- **Exercise prompt**
Exclude the pictures, then repeat the remaining data exactly.

/---

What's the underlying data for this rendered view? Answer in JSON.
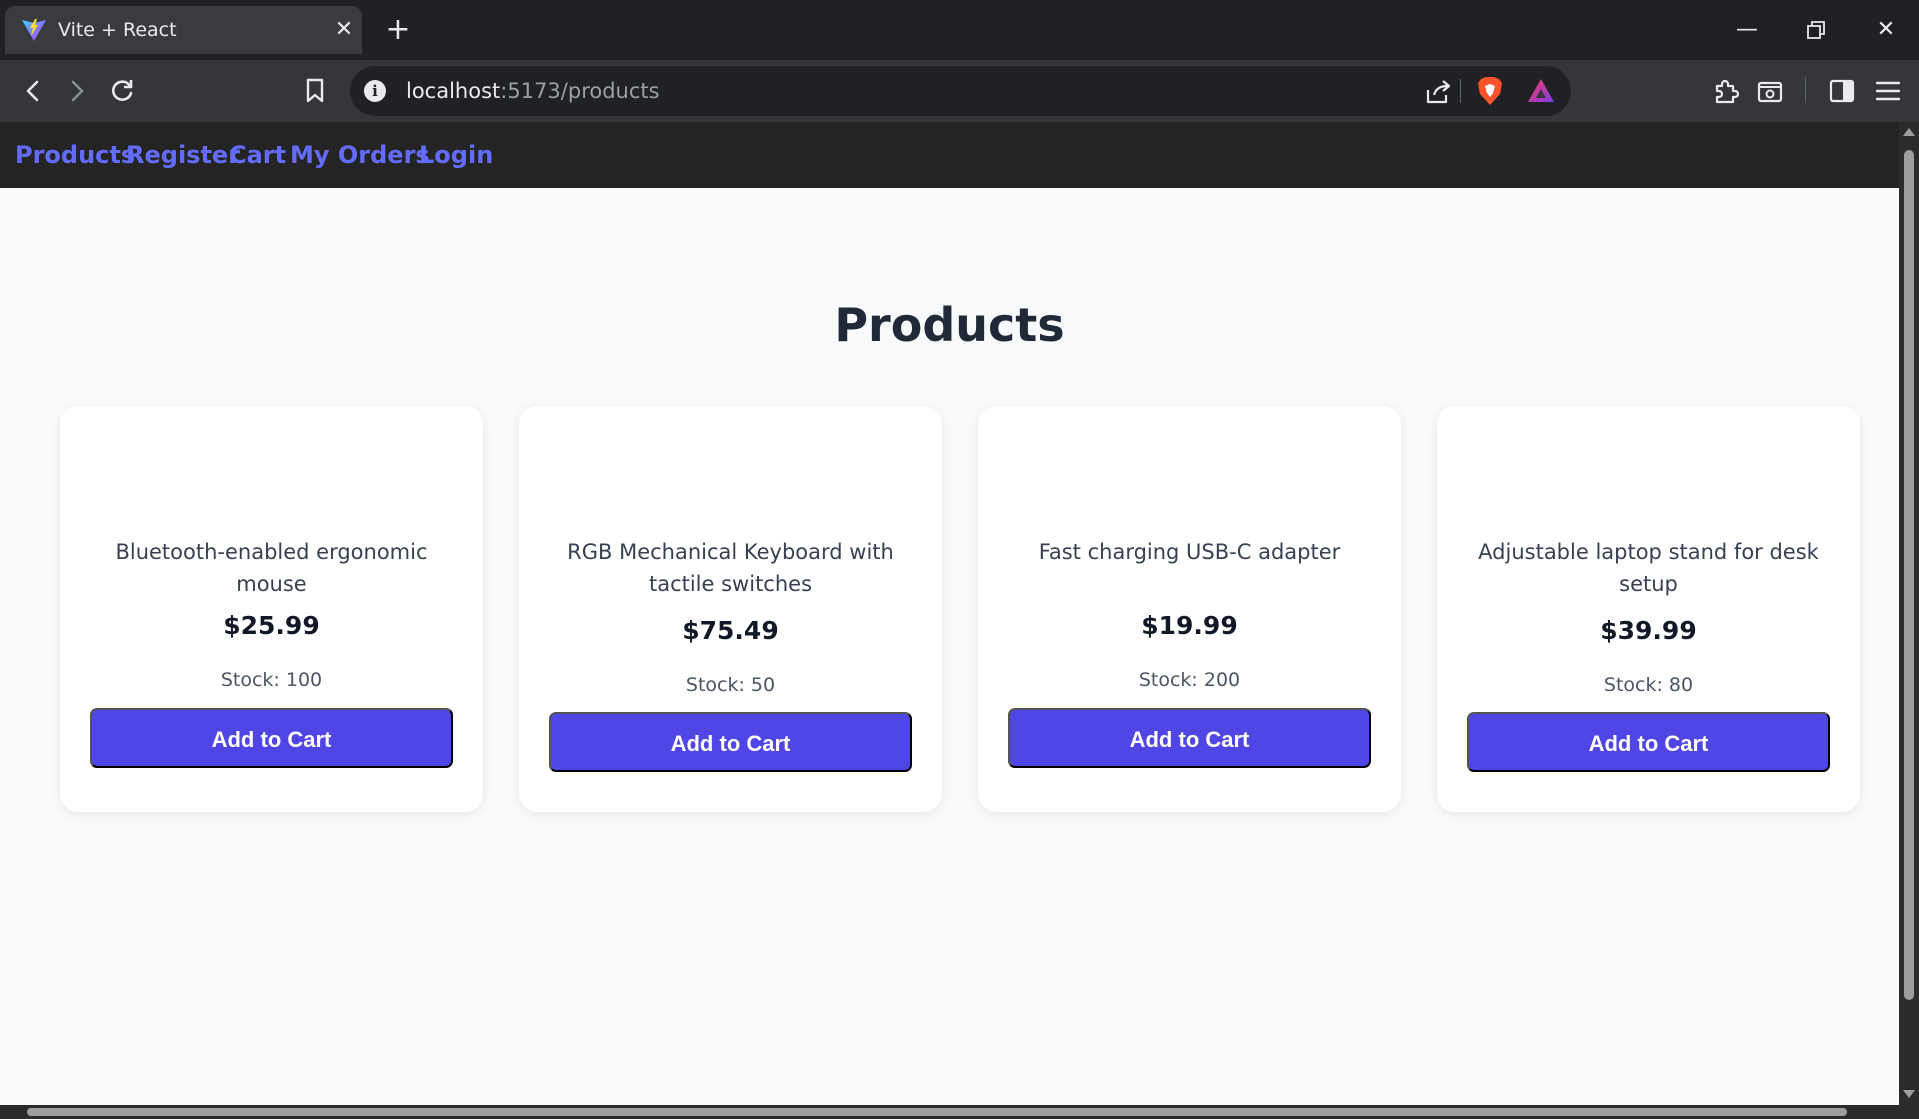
{
  "browser": {
    "tab_title": "Vite + React",
    "tab_close_icon": "close-icon",
    "new_tab_icon": "plus-icon",
    "url_host": "localhost",
    "url_path": ":5173/products",
    "window_controls": [
      "minimize-icon",
      "restore-icon",
      "close-icon"
    ]
  },
  "nav": {
    "links": [
      {
        "label": "Products"
      },
      {
        "label": "Register"
      },
      {
        "label": "Cart"
      },
      {
        "label": "My Orders"
      },
      {
        "label": "Login"
      }
    ]
  },
  "page": {
    "title": "Products"
  },
  "products": [
    {
      "description": "Bluetooth-enabled ergonomic mouse",
      "price": "$25.99",
      "stock": "Stock: 100",
      "button": "Add to Cart"
    },
    {
      "description": "RGB Mechanical Keyboard with tactile switches",
      "price": "$75.49",
      "stock": "Stock: 50",
      "button": "Add to Cart"
    },
    {
      "description": "Fast charging USB-C adapter",
      "price": "$19.99",
      "stock": "Stock: 200",
      "button": "Add to Cart"
    },
    {
      "description": "Adjustable laptop stand for desk setup",
      "price": "$39.99",
      "stock": "Stock: 80",
      "button": "Add to Cart"
    }
  ],
  "colors": {
    "accent": "#4f46e5",
    "nav_link": "#646cff",
    "navbar_bg": "#242424",
    "page_bg": "#f9fafb"
  }
}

\---

- **Result for this task**
What's the underlying data for this rendered view? Answer in JSON.
{
  "browser": {
    "tab_title": "Vite + React",
    "tab_close_icon": "close-icon",
    "new_tab_icon": "plus-icon",
    "url_host": "localhost",
    "url_path": ":5173/products",
    "window_controls": [
      "minimize-icon",
      "restore-icon",
      "close-icon"
    ]
  },
  "nav": {
    "links": [
      {
        "label": "Products"
      },
      {
        "label": "Register"
      },
      {
        "label": "Cart"
      },
      {
        "label": "My Orders"
      },
      {
        "label": "Login"
      }
    ]
  },
  "page": {
    "title": "Products"
  },
  "products": [
    {
      "description": "Bluetooth-enabled ergonomic mouse",
      "price": "$25.99",
      "stock": "Stock: 100",
      "button": "Add to Cart"
    },
    {
      "description": "RGB Mechanical Keyboard with tactile switches",
      "price": "$75.49",
      "stock": "Stock: 50",
      "button": "Add to Cart"
    },
    {
      "description": "Fast charging USB-C adapter",
      "price": "$19.99",
      "stock": "Stock: 200",
      "button": "Add to Cart"
    },
    {
      "description": "Adjustable laptop stand for desk setup",
      "price": "$39.99",
      "stock": "Stock: 80",
      "button": "Add to Cart"
    }
  ],
  "colors": {
    "accent": "#4f46e5",
    "nav_link": "#646cff",
    "navbar_bg": "#242424",
    "page_bg": "#f9fafb"
  }
}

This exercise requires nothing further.